▶ [WHAT IS EXPECTED]: Output the material below in its entirety, exactly as given.

===== DATA ROWS

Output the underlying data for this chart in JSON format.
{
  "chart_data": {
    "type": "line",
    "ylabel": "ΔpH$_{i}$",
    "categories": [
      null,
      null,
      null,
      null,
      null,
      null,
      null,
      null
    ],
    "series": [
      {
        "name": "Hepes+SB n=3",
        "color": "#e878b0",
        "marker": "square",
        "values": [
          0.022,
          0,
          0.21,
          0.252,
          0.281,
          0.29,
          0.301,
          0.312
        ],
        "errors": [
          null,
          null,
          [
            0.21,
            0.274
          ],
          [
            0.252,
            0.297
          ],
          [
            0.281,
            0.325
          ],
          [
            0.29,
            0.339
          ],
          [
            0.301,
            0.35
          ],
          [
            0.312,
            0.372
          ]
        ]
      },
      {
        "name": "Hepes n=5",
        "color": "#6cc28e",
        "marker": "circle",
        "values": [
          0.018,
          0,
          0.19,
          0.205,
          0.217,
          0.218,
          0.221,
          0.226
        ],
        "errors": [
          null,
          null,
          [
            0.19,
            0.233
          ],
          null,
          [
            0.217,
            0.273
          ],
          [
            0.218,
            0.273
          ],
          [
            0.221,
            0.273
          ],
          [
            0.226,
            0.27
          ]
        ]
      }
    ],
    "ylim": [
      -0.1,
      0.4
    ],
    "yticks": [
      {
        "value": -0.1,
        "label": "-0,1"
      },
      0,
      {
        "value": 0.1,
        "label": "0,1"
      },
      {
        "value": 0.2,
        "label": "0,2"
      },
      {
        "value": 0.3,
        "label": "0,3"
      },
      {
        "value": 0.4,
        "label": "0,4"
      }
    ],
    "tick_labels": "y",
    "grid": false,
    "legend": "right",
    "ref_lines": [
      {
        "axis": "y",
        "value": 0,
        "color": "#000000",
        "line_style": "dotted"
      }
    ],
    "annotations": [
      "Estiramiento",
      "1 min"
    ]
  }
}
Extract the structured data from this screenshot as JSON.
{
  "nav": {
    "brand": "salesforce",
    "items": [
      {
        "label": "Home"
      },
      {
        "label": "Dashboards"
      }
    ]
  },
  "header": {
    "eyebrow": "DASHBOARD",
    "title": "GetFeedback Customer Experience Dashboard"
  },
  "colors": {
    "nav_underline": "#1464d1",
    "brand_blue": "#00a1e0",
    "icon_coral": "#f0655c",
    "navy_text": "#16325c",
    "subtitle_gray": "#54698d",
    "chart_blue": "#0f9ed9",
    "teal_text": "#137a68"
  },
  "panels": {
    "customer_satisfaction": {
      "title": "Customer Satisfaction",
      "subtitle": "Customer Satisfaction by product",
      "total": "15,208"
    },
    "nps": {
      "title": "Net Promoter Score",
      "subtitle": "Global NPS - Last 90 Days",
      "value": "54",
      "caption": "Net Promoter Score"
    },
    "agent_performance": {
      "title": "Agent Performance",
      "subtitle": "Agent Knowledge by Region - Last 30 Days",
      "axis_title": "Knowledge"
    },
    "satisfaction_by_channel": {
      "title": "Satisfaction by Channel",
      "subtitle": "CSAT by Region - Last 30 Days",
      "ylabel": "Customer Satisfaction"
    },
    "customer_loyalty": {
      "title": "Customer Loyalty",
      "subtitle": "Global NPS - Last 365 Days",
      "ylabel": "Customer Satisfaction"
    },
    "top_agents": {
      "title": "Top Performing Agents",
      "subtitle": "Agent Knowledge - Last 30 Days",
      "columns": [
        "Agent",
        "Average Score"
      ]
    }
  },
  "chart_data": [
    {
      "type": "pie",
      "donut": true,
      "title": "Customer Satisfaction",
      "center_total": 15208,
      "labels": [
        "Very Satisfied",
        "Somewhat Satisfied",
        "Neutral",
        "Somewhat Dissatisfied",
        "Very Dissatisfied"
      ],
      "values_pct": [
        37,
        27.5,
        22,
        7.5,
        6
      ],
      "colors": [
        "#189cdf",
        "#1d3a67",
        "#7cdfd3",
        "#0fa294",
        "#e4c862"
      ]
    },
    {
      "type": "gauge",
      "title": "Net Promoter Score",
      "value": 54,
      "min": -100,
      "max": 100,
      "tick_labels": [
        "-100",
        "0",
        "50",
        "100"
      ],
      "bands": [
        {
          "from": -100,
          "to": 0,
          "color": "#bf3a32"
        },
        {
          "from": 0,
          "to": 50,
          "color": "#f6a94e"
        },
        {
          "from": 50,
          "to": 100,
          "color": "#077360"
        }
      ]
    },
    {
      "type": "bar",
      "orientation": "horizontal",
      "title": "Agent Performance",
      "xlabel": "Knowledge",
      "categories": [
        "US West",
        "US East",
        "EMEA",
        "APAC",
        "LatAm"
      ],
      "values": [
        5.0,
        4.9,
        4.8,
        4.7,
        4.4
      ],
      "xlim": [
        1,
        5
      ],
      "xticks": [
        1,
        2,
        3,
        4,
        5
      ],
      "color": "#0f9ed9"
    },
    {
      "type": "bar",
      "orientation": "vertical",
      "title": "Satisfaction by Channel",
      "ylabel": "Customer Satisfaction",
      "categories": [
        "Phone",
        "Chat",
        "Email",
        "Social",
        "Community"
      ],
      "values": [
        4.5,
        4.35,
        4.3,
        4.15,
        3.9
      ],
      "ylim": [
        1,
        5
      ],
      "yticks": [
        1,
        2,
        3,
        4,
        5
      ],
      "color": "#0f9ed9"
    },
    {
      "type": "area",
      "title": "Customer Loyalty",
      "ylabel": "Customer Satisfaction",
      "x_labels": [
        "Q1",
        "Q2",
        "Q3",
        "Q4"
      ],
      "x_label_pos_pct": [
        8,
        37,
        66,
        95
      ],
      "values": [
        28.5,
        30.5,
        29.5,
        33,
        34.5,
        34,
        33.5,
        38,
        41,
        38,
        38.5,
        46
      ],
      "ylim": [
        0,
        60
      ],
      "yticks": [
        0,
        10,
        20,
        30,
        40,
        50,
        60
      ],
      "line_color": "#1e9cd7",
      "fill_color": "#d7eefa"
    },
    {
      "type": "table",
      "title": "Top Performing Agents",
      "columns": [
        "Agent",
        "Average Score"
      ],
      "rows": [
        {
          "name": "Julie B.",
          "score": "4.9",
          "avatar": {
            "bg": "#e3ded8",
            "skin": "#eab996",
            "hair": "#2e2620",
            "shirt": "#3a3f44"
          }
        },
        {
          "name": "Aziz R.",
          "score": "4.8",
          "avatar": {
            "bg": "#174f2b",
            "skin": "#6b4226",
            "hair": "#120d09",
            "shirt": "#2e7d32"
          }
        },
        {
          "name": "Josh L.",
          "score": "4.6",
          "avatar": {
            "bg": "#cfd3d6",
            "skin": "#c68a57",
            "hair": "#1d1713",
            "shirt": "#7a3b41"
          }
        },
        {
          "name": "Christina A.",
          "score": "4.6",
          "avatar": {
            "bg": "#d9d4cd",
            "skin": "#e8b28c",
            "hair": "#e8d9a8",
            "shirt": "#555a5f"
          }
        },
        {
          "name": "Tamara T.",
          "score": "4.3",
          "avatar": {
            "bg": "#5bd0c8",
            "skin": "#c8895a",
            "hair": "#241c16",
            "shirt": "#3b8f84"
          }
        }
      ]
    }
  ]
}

==========

▶ [EXERCISE OUTPUT]:
Output the underlying data for this chart in JSON format.
{
  "chart_data": {
    "type": "line",
    "ylabel": "ΔpH$_{i}$",
    "categories": [
      null,
      null,
      null,
      null,
      null,
      null,
      null,
      null
    ],
    "series": [
      {
        "name": "Hepes+SB n=3",
        "color": "#e878b0",
        "marker": "square",
        "values": [
          0.022,
          0,
          0.21,
          0.252,
          0.281,
          0.29,
          0.301,
          0.312
        ],
        "errors": [
          null,
          null,
          [
            0.21,
            0.274
          ],
          [
            0.252,
            0.297
          ],
          [
            0.281,
            0.325
          ],
          [
            0.29,
            0.339
          ],
          [
            0.301,
            0.35
          ],
          [
            0.312,
            0.372
          ]
        ]
      },
      {
        "name": "Hepes n=5",
        "color": "#6cc28e",
        "marker": "circle",
        "values": [
          0.018,
          0,
          0.19,
          0.205,
          0.217,
          0.218,
          0.221,
          0.226
        ],
        "errors": [
          null,
          null,
          [
            0.19,
            0.233
          ],
          null,
          [
            0.217,
            0.273
          ],
          [
            0.218,
            0.273
          ],
          [
            0.221,
            0.273
          ],
          [
            0.226,
            0.27
          ]
        ]
      }
    ],
    "ylim": [
      -0.1,
      0.4
    ],
    "yticks": [
      {
        "value": -0.1,
        "label": "-0,1"
      },
      0,
      {
        "value": 0.1,
        "label": "0,1"
      },
      {
        "value": 0.2,
        "label": "0,2"
      },
      {
        "value": 0.3,
        "label": "0,3"
      },
      {
        "value": 0.4,
        "label": "0,4"
      }
    ],
    "tick_labels": "y",
    "grid": false,
    "legend": "right",
    "ref_lines": [
      {
        "axis": "y",
        "value": 0,
        "color": "#000000",
        "line_style": "dotted"
      }
    ],
    "annotations": [
      "Estiramiento",
      "1 min"
    ]
  }
}
Extract the structured data from this screenshot as JSON.
{
  "nav": {
    "brand": "salesforce",
    "items": [
      {
        "label": "Home"
      },
      {
        "label": "Dashboards"
      }
    ]
  },
  "header": {
    "eyebrow": "DASHBOARD",
    "title": "GetFeedback Customer Experience Dashboard"
  },
  "colors": {
    "nav_underline": "#1464d1",
    "brand_blue": "#00a1e0",
    "icon_coral": "#f0655c",
    "navy_text": "#16325c",
    "subtitle_gray": "#54698d",
    "chart_blue": "#0f9ed9",
    "teal_text": "#137a68"
  },
  "panels": {
    "customer_satisfaction": {
      "title": "Customer Satisfaction",
      "subtitle": "Customer Satisfaction by product",
      "total": "15,208"
    },
    "nps": {
      "title": "Net Promoter Score",
      "subtitle": "Global NPS - Last 90 Days",
      "value": "54",
      "caption": "Net Promoter Score"
    },
    "agent_performance": {
      "title": "Agent Performance",
      "subtitle": "Agent Knowledge by Region - Last 30 Days",
      "axis_title": "Knowledge"
    },
    "satisfaction_by_channel": {
      "title": "Satisfaction by Channel",
      "subtitle": "CSAT by Region - Last 30 Days",
      "ylabel": "Customer Satisfaction"
    },
    "customer_loyalty": {
      "title": "Customer Loyalty",
      "subtitle": "Global NPS - Last 365 Days",
      "ylabel": "Customer Satisfaction"
    },
    "top_agents": {
      "title": "Top Performing Agents",
      "subtitle": "Agent Knowledge - Last 30 Days",
      "columns": [
        "Agent",
        "Average Score"
      ]
    }
  },
  "chart_data": [
    {
      "type": "pie",
      "donut": true,
      "title": "Customer Satisfaction",
      "center_total": 15208,
      "labels": [
        "Very Satisfied",
        "Somewhat Satisfied",
        "Neutral",
        "Somewhat Dissatisfied",
        "Very Dissatisfied"
      ],
      "values_pct": [
        37,
        27.5,
        22,
        7.5,
        6
      ],
      "colors": [
        "#189cdf",
        "#1d3a67",
        "#7cdfd3",
        "#0fa294",
        "#e4c862"
      ]
    },
    {
      "type": "gauge",
      "title": "Net Promoter Score",
      "value": 54,
      "min": -100,
      "max": 100,
      "tick_labels": [
        "-100",
        "0",
        "50",
        "100"
      ],
      "bands": [
        {
          "from": -100,
          "to": 0,
          "color": "#bf3a32"
        },
        {
          "from": 0,
          "to": 50,
          "color": "#f6a94e"
        },
        {
          "from": 50,
          "to": 100,
          "color": "#077360"
        }
      ]
    },
    {
      "type": "bar",
      "orientation": "horizontal",
      "title": "Agent Performance",
      "xlabel": "Knowledge",
      "categories": [
        "US West",
        "US East",
        "EMEA",
        "APAC",
        "LatAm"
      ],
      "values": [
        5.0,
        4.9,
        4.8,
        4.7,
        4.4
      ],
      "xlim": [
        1,
        5
      ],
      "xticks": [
        1,
        2,
        3,
        4,
        5
      ],
      "color": "#0f9ed9"
    },
    {
      "type": "bar",
      "orientation": "vertical",
      "title": "Satisfaction by Channel",
      "ylabel": "Customer Satisfaction",
      "categories": [
        "Phone",
        "Chat",
        "Email",
        "Social",
        "Community"
      ],
      "values": [
        4.5,
        4.35,
        4.3,
        4.15,
        3.9
      ],
      "ylim": [
        1,
        5
      ],
      "yticks": [
        1,
        2,
        3,
        4,
        5
      ],
      "color": "#0f9ed9"
    },
    {
      "type": "area",
      "title": "Customer Loyalty",
      "ylabel": "Customer Satisfaction",
      "x_labels": [
        "Q1",
        "Q2",
        "Q3",
        "Q4"
      ],
      "x_label_pos_pct": [
        8,
        37,
        66,
        95
      ],
      "values": [
        28.5,
        30.5,
        29.5,
        33,
        34.5,
        34,
        33.5,
        38,
        41,
        38,
        38.5,
        46
      ],
      "ylim": [
        0,
        60
      ],
      "yticks": [
        0,
        10,
        20,
        30,
        40,
        50,
        60
      ],
      "line_color": "#1e9cd7",
      "fill_color": "#d7eefa"
    },
    {
      "type": "table",
      "title": "Top Performing Agents",
      "columns": [
        "Agent",
        "Average Score"
      ],
      "rows": [
        {
          "name": "Julie B.",
          "score": "4.9",
          "avatar": {
            "bg": "#e3ded8",
            "skin": "#eab996",
            "hair": "#2e2620",
            "shirt": "#3a3f44"
          }
        },
        {
          "name": "Aziz R.",
          "score": "4.8",
          "avatar": {
            "bg": "#174f2b",
            "skin": "#6b4226",
            "hair": "#120d09",
            "shirt": "#2e7d32"
          }
        },
        {
          "name": "Josh L.",
          "score": "4.6",
          "avatar": {
            "bg": "#cfd3d6",
            "skin": "#c68a57",
            "hair": "#1d1713",
            "shirt": "#7a3b41"
          }
        },
        {
          "name": "Christina A.",
          "score": "4.6",
          "avatar": {
            "bg": "#d9d4cd",
            "skin": "#e8b28c",
            "hair": "#e8d9a8",
            "shirt": "#555a5f"
          }
        },
        {
          "name": "Tamara T.",
          "score": "4.3",
          "avatar": {
            "bg": "#5bd0c8",
            "skin": "#c8895a",
            "hair": "#241c16",
            "shirt": "#3b8f84"
          }
        }
      ]
    }
  ]
}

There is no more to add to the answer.